> _Exercise task_
Below are the records. List every line holding the word "value".

> _Records to use_
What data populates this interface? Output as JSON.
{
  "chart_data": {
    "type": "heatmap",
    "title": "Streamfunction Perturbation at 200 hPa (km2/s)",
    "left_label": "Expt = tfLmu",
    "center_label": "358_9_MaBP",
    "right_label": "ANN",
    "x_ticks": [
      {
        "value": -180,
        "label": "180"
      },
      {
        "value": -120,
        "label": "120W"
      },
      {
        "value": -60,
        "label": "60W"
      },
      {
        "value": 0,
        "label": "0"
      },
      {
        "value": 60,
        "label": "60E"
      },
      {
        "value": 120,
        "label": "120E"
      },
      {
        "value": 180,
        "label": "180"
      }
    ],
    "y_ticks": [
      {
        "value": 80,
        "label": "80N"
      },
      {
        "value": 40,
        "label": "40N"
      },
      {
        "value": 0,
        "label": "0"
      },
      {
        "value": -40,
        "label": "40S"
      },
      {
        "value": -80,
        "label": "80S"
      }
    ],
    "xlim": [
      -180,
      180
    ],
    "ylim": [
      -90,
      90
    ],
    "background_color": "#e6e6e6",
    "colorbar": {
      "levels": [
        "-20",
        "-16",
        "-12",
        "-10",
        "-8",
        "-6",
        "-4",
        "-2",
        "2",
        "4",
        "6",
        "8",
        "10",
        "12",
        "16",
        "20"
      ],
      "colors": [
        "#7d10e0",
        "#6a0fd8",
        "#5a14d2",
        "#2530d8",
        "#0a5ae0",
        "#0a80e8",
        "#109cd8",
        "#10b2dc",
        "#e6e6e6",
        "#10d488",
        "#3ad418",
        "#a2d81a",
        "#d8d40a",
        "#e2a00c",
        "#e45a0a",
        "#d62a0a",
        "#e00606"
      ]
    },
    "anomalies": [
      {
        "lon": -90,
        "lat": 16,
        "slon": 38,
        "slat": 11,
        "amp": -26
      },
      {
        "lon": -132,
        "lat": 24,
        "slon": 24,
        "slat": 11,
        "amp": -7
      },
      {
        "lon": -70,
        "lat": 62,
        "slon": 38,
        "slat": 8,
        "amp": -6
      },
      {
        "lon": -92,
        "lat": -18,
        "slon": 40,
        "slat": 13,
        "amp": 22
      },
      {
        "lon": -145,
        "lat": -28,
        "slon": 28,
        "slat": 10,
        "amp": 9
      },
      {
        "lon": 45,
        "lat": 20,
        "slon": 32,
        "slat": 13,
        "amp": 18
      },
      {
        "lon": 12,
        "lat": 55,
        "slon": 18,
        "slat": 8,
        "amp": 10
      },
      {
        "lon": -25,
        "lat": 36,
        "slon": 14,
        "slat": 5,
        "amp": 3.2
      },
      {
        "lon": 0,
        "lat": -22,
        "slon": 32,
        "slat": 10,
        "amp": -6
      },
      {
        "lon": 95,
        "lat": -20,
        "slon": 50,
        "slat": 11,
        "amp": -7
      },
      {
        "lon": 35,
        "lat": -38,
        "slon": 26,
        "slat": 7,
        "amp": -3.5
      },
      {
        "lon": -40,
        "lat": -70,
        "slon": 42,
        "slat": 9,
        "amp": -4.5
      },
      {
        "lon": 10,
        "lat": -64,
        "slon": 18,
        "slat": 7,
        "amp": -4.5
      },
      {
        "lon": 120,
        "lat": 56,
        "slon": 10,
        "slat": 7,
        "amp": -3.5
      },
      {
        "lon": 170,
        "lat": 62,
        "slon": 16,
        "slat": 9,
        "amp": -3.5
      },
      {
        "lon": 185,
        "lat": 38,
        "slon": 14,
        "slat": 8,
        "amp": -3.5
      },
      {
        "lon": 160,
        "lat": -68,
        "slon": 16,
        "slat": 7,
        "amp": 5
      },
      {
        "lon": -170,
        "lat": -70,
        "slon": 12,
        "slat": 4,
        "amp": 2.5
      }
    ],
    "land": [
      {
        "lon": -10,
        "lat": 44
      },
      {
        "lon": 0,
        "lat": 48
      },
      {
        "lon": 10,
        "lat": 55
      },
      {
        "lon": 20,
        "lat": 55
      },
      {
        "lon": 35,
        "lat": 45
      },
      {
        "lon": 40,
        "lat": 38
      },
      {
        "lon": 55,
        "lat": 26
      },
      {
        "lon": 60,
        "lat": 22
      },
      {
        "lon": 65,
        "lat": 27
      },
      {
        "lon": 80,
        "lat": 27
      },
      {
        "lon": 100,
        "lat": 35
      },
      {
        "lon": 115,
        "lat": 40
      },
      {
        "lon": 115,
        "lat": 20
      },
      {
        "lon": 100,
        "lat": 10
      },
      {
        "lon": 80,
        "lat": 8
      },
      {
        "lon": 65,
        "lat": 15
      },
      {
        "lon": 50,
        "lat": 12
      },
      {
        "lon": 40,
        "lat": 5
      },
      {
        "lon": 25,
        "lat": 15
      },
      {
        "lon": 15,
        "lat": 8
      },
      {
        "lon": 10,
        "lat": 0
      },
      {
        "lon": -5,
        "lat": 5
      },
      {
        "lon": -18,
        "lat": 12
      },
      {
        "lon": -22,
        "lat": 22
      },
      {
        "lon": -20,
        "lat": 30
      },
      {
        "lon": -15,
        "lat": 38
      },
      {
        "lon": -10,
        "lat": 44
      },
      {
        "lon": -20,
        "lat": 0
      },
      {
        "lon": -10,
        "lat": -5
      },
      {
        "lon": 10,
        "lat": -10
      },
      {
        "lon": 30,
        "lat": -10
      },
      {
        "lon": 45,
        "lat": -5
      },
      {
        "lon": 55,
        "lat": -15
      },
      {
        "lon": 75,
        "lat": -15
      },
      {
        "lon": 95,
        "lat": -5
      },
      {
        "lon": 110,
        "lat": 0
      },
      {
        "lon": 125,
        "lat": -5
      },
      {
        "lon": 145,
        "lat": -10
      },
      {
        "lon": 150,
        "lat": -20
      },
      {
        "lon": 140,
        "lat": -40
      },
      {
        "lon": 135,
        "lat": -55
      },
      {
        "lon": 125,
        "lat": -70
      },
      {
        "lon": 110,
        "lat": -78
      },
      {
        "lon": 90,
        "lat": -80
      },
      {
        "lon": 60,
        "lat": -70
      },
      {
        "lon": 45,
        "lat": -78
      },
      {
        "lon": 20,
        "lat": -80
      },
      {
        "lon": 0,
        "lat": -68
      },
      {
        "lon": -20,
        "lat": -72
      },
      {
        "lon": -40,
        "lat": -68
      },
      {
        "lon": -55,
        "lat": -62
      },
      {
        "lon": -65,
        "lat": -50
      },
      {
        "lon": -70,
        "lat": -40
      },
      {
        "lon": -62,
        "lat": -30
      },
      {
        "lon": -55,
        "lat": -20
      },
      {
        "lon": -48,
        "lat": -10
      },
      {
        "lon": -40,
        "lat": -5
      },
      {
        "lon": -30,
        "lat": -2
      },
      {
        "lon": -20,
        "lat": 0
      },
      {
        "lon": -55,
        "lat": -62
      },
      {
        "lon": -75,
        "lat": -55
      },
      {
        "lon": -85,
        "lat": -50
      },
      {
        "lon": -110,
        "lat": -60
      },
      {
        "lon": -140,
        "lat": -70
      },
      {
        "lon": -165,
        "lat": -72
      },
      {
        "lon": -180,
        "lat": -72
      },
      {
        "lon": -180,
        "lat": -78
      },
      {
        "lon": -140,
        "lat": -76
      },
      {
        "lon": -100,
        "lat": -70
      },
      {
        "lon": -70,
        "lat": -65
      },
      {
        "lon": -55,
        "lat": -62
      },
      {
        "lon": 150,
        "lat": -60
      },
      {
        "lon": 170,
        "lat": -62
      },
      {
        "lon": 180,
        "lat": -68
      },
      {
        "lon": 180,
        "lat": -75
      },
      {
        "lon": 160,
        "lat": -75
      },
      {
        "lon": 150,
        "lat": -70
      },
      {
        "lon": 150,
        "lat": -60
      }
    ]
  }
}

> _Solved exercise_
        "value": -180,
        "value": -120,
        "value": -60,
        "value": 0,
        "value": 60,
        "value": 120,
        "value": 180,
        "value": 80,
        "value": 40,
        "value": 0,
        "value": -40,
        "value": -80,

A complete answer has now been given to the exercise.